**DATA EXCERPTS:**
++++++++

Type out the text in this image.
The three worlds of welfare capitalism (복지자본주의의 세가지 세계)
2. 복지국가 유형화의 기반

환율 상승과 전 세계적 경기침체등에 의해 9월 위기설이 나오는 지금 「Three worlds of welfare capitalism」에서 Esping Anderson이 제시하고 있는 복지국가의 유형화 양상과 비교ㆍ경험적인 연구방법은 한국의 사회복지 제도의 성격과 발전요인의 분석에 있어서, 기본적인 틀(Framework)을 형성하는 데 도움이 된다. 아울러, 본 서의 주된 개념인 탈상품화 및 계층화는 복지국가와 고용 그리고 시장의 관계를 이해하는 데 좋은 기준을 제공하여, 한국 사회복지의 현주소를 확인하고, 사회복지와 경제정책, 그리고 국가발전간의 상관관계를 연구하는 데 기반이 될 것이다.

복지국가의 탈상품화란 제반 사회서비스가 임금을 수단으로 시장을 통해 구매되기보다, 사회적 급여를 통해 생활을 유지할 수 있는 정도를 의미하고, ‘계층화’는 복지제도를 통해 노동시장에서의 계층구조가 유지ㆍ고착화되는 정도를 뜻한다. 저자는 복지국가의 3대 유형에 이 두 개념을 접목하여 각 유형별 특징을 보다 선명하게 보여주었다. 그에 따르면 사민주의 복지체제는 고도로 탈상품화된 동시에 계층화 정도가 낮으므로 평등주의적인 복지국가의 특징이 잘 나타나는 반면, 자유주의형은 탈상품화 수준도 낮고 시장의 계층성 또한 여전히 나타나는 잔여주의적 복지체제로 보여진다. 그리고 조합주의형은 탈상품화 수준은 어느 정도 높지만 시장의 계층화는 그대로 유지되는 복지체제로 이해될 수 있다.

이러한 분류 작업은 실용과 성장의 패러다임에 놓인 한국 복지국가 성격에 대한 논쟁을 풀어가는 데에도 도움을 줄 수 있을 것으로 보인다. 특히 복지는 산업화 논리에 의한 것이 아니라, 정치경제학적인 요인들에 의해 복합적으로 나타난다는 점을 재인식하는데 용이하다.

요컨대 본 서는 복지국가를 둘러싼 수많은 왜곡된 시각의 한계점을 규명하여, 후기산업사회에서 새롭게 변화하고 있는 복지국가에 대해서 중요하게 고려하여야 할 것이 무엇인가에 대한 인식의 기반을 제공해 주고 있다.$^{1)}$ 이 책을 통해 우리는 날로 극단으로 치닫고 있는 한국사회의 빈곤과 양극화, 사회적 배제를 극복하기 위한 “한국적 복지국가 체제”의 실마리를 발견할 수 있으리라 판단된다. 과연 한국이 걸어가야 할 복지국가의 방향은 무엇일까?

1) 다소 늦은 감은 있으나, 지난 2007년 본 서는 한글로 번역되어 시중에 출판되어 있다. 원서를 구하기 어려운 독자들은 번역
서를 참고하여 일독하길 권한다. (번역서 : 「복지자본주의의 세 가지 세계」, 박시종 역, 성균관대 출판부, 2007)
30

++++++++

**WHAT NEEDS TO BE DONE:**
Output the records verbatim, from the first line to the last.

**COMPLETED TASK:**
Type out the text in this image.
The three worlds of welfare capitalism (복지자본주의의 세가지 세계)
2. 복지국가 유형화의 기반

환율 상승과 전 세계적 경기침체등에 의해 9월 위기설이 나오는 지금 「Three worlds of welfare capitalism」에서 Esping Anderson이 제시하고 있는 복지국가의 유형화 양상과 비교ㆍ경험적인 연구방법은 한국의 사회복지 제도의 성격과 발전요인의 분석에 있어서, 기본적인 틀(Framework)을 형성하는 데 도움이 된다. 아울러, 본 서의 주된 개념인 탈상품화 및 계층화는 복지국가와 고용 그리고 시장의 관계를 이해하는 데 좋은 기준을 제공하여, 한국 사회복지의 현주소를 확인하고, 사회복지와 경제정책, 그리고 국가발전간의 상관관계를 연구하는 데 기반이 될 것이다.

복지국가의 탈상품화란 제반 사회서비스가 임금을 수단으로 시장을 통해 구매되기보다, 사회적 급여를 통해 생활을 유지할 수 있는 정도를 의미하고, ‘계층화’는 복지제도를 통해 노동시장에서의 계층구조가 유지ㆍ고착화되는 정도를 뜻한다. 저자는 복지국가의 3대 유형에 이 두 개념을 접목하여 각 유형별 특징을 보다 선명하게 보여주었다. 그에 따르면 사민주의 복지체제는 고도로 탈상품화된 동시에 계층화 정도가 낮으므로 평등주의적인 복지국가의 특징이 잘 나타나는 반면, 자유주의형은 탈상품화 수준도 낮고 시장의 계층성 또한 여전히 나타나는 잔여주의적 복지체제로 보여진다. 그리고 조합주의형은 탈상품화 수준은 어느 정도 높지만 시장의 계층화는 그대로 유지되는 복지체제로 이해될 수 있다.

이러한 분류 작업은 실용과 성장의 패러다임에 놓인 한국 복지국가 성격에 대한 논쟁을 풀어가는 데에도 도움을 줄 수 있을 것으로 보인다. 특히 복지는 산업화 논리에 의한 것이 아니라, 정치경제학적인 요인들에 의해 복합적으로 나타난다는 점을 재인식하는데 용이하다.

요컨대 본 서는 복지국가를 둘러싼 수많은 왜곡된 시각의 한계점을 규명하여, 후기산업사회에서 새롭게 변화하고 있는 복지국가에 대해서 중요하게 고려하여야 할 것이 무엇인가에 대한 인식의 기반을 제공해 주고 있다.$^{1)}$ 이 책을 통해 우리는 날로 극단으로 치닫고 있는 한국사회의 빈곤과 양극화, 사회적 배제를 극복하기 위한 “한국적 복지국가 체제”의 실마리를 발견할 수 있으리라 판단된다. 과연 한국이 걸어가야 할 복지국가의 방향은 무엇일까?

1) 다소 늦은 감은 있으나, 지난 2007년 본 서는 한글로 번역되어 시중에 출판되어 있다. 원서를 구하기 어려운 독자들은 번역
서를 참고하여 일독하길 권한다. (번역서 : 「복지자본주의의 세 가지 세계」, 박시종 역, 성균관대 출판부, 2007)
30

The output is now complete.